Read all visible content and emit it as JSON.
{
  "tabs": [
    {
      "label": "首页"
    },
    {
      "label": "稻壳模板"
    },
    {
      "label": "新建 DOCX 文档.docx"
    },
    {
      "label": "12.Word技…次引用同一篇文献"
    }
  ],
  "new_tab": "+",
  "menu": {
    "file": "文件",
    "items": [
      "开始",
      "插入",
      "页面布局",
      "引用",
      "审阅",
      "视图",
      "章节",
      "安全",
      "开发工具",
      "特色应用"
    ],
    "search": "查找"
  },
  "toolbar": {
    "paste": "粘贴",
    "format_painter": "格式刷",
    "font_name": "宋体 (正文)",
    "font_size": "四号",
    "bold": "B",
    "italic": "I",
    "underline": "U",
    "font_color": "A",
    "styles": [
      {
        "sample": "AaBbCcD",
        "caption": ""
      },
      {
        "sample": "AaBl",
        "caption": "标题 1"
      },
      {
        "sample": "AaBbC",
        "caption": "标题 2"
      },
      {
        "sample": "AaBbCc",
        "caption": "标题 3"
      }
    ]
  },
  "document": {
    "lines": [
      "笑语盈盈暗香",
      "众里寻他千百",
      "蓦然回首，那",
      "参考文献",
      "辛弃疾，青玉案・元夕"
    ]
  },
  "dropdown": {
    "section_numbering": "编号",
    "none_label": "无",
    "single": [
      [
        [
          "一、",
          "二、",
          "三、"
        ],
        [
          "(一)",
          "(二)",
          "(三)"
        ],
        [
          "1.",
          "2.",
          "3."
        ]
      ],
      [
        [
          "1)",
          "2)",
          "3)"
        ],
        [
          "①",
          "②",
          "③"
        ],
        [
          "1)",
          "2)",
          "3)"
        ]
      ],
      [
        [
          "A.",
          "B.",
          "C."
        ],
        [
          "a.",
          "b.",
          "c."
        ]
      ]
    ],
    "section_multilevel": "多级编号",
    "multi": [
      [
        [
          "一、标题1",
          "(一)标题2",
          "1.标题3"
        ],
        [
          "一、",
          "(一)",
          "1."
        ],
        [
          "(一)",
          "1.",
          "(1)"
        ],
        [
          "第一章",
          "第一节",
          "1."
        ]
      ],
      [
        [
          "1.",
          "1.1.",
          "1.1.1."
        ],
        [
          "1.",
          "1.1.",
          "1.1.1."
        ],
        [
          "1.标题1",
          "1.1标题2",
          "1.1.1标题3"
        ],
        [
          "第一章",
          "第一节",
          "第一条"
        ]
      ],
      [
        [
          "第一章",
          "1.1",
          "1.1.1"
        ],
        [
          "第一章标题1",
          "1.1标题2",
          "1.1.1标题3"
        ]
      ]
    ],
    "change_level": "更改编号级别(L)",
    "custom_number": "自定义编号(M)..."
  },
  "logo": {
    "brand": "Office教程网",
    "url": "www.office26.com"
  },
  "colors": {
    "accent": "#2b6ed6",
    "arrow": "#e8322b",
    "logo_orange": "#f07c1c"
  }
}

■ DESCRIPTION OF THE TASK: Your task is to reproduce the whole listing exactly.

■ COMPLETE OUTPUT:
Read all visible content and emit it as JSON.
{
  "tabs": [
    {
      "label": "首页"
    },
    {
      "label": "稻壳模板"
    },
    {
      "label": "新建 DOCX 文档.docx"
    },
    {
      "label": "12.Word技…次引用同一篇文献"
    }
  ],
  "new_tab": "+",
  "menu": {
    "file": "文件",
    "items": [
      "开始",
      "插入",
      "页面布局",
      "引用",
      "审阅",
      "视图",
      "章节",
      "安全",
      "开发工具",
      "特色应用"
    ],
    "search": "查找"
  },
  "toolbar": {
    "paste": "粘贴",
    "format_painter": "格式刷",
    "font_name": "宋体 (正文)",
    "font_size": "四号",
    "bold": "B",
    "italic": "I",
    "underline": "U",
    "font_color": "A",
    "styles": [
      {
        "sample": "AaBbCcD",
        "caption": ""
      },
      {
        "sample": "AaBl",
        "caption": "标题 1"
      },
      {
        "sample": "AaBbC",
        "caption": "标题 2"
      },
      {
        "sample": "AaBbCc",
        "caption": "标题 3"
      }
    ]
  },
  "document": {
    "lines": [
      "笑语盈盈暗香",
      "众里寻他千百",
      "蓦然回首，那",
      "参考文献",
      "辛弃疾，青玉案・元夕"
    ]
  },
  "dropdown": {
    "section_numbering": "编号",
    "none_label": "无",
    "single": [
      [
        [
          "一、",
          "二、",
          "三、"
        ],
        [
          "(一)",
          "(二)",
          "(三)"
        ],
        [
          "1.",
          "2.",
          "3."
        ]
      ],
      [
        [
          "1)",
          "2)",
          "3)"
        ],
        [
          "①",
          "②",
          "③"
        ],
        [
          "1)",
          "2)",
          "3)"
        ]
      ],
      [
        [
          "A.",
          "B.",
          "C."
        ],
        [
          "a.",
          "b.",
          "c."
        ]
      ]
    ],
    "section_multilevel": "多级编号",
    "multi": [
      [
        [
          "一、标题1",
          "(一)标题2",
          "1.标题3"
        ],
        [
          "一、",
          "(一)",
          "1."
        ],
        [
          "(一)",
          "1.",
          "(1)"
        ],
        [
          "第一章",
          "第一节",
          "1."
        ]
      ],
      [
        [
          "1.",
          "1.1.",
          "1.1.1."
        ],
        [
          "1.",
          "1.1.",
          "1.1.1."
        ],
        [
          "1.标题1",
          "1.1标题2",
          "1.1.1标题3"
        ],
        [
          "第一章",
          "第一节",
          "第一条"
        ]
      ],
      [
        [
          "第一章",
          "1.1",
          "1.1.1"
        ],
        [
          "第一章标题1",
          "1.1标题2",
          "1.1.1标题3"
        ]
      ]
    ],
    "change_level": "更改编号级别(L)",
    "custom_number": "自定义编号(M)..."
  },
  "logo": {
    "brand": "Office教程网",
    "url": "www.office26.com"
  },
  "colors": {
    "accent": "#2b6ed6",
    "arrow": "#e8322b",
    "logo_orange": "#f07c1c"
  }
}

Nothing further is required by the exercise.